§ INSTRUCTION
Your task is to repeat the entries exactly. Leave the pictures out.

┌─ MATERIAL

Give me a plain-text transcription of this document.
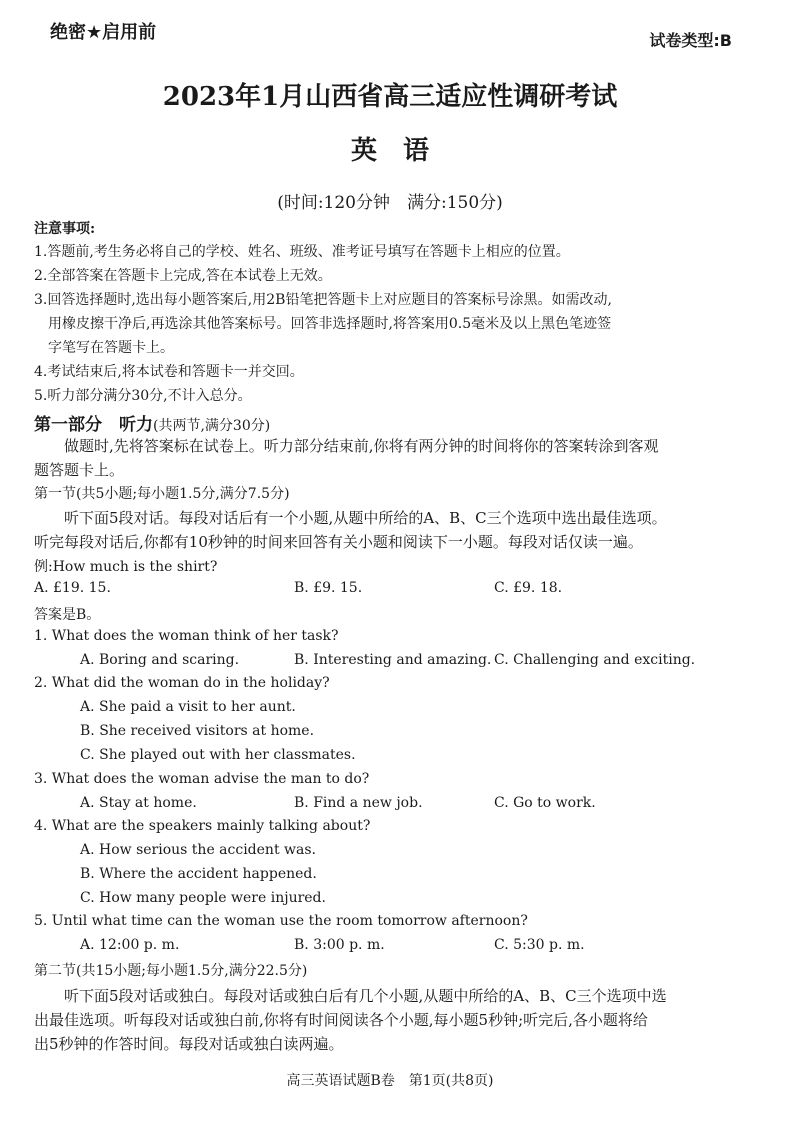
绝密★启用前	试卷类型:B
2023年1月山西省高三适应性调研考试
英　语
(时间:120分钟　满分:150分)
注意事项:
1.答题前,考生务必将自己的学校、姓名、班级、准考证号填写在答题卡上相应的位置。
2.全部答案在答题卡上完成,答在本试卷上无效。
3.回答选择题时,选出每小题答案后,用2B铅笔把答题卡上对应题目的答案标号涂黑。如需改动,
用橡皮擦干净后,再选涂其他答案标号。回答非选择题时,将答案用0.5毫米及以上黑色笔迹签
字笔写在答题卡上。
4.考试结束后,将本试卷和答题卡一并交回。
5.听力部分满分30分,不计入总分。
第一部分　听力(共两节,满分30分)
做题时,先将答案标在试卷上。听力部分结束前,你将有两分钟的时间将你的答案转涂到客观
题答题卡上。
第一节(共5小题;每小题1.5分,满分7.5分)
听下面5段对话。每段对话后有一个小题,从题中所给的A、B、C三个选项中选出最佳选项。
听完每段对话后,你都有10秒钟的时间来回答有关小题和阅读下一小题。每段对话仅读一遍。
例:How much is the shirt?
A. £19. 15.	B. £9. 15.	C. £9. 18.
答案是B。
1. What does the woman think of her task?
A. Boring and scaring.	B. Interesting and amazing. C. Challenging and exciting.
2. What did the woman do in the holiday?
A. She paid a visit to her aunt.
B. She received visitors at home.
C. She played out with her classmates.
3. What does the woman advise the man to do?
A. Stay at home.	B. Find a new job.	C. Go to work.
4. What are the speakers mainly talking about?
A. How serious the accident was.
B. Where the accident happened.
C. How many people were injured.
5. Until what time can the woman use the room tomorrow afternoon?
A. 12:00 p. m.	B. 3:00 p. m.	C. 5:30 p. m.
第二节(共15小题;每小题1.5分,满分22.5分)
听下面5段对话或独白。每段对话或独白后有几个小题,从题中所给的A、B、C三个选项中选
出最佳选项。听每段对话或独白前,你将有时间阅读各个小题,每小题5秒钟;听完后,各小题将给
出5秒钟的作答时间。每段对话或独白读两遍。
高三英语试题B卷　第1页(共8页)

└─

§ PROBLEM SOLUTION
Give me a plain-text transcription of this document.
绝密★启用前	试卷类型:B
2023年1月山西省高三适应性调研考试
英　语
(时间:120分钟　满分:150分)
注意事项:
1.答题前,考生务必将自己的学校、姓名、班级、准考证号填写在答题卡上相应的位置。
2.全部答案在答题卡上完成,答在本试卷上无效。
3.回答选择题时,选出每小题答案后,用2B铅笔把答题卡上对应题目的答案标号涂黑。如需改动,
用橡皮擦干净后,再选涂其他答案标号。回答非选择题时,将答案用0.5毫米及以上黑色笔迹签
字笔写在答题卡上。
4.考试结束后,将本试卷和答题卡一并交回。
5.听力部分满分30分,不计入总分。
第一部分　听力(共两节,满分30分)
做题时,先将答案标在试卷上。听力部分结束前,你将有两分钟的时间将你的答案转涂到客观
题答题卡上。
第一节(共5小题;每小题1.5分,满分7.5分)
听下面5段对话。每段对话后有一个小题,从题中所给的A、B、C三个选项中选出最佳选项。
听完每段对话后,你都有10秒钟的时间来回答有关小题和阅读下一小题。每段对话仅读一遍。
例:How much is the shirt?
A. £19. 15.	B. £9. 15.	C. £9. 18.
答案是B。
1. What does the woman think of her task?
A. Boring and scaring.	B. Interesting and amazing. C. Challenging and exciting.
2. What did the woman do in the holiday?
A. She paid a visit to her aunt.
B. She received visitors at home.
C. She played out with her classmates.
3. What does the woman advise the man to do?
A. Stay at home.	B. Find a new job.	C. Go to work.
4. What are the speakers mainly talking about?
A. How serious the accident was.
B. Where the accident happened.
C. How many people were injured.
5. Until what time can the woman use the room tomorrow afternoon?
A. 12:00 p. m.	B. 3:00 p. m.	C. 5:30 p. m.
第二节(共15小题;每小题1.5分,满分22.5分)
听下面5段对话或独白。每段对话或独白后有几个小题,从题中所给的A、B、C三个选项中选
出最佳选项。听每段对话或独白前,你将有时间阅读各个小题,每小题5秒钟;听完后,各小题将给
出5秒钟的作答时间。每段对话或独白读两遍。
高三英语试题B卷　第1页(共8页)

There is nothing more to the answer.